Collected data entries
======

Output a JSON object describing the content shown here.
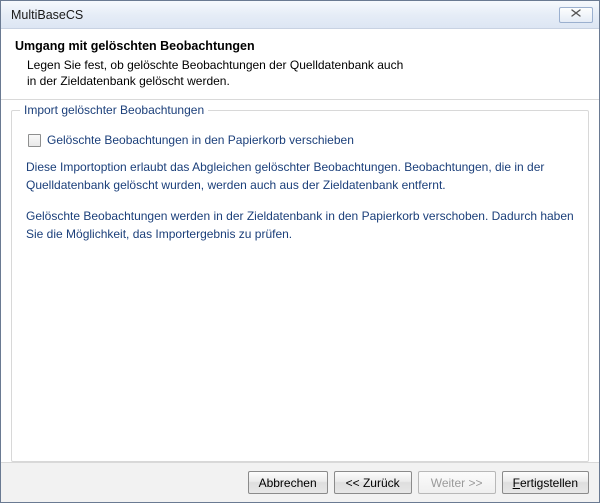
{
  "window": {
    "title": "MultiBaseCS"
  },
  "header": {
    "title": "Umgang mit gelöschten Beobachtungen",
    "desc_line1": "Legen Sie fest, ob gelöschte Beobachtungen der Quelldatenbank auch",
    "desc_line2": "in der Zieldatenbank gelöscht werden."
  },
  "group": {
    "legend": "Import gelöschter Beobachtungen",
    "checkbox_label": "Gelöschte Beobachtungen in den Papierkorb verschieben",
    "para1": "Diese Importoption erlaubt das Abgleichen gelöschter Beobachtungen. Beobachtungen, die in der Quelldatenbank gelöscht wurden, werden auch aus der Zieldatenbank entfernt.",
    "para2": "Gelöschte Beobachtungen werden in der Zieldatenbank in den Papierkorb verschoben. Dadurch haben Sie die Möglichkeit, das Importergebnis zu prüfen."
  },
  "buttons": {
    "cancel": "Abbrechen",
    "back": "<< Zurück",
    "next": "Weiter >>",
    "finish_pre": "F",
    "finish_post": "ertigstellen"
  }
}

======

• _What needs to be done_
Of the lines in the material, how many contain the word "Quelldatenbank"? Reply with the number and nothing else.

• _Result for this exercise_
2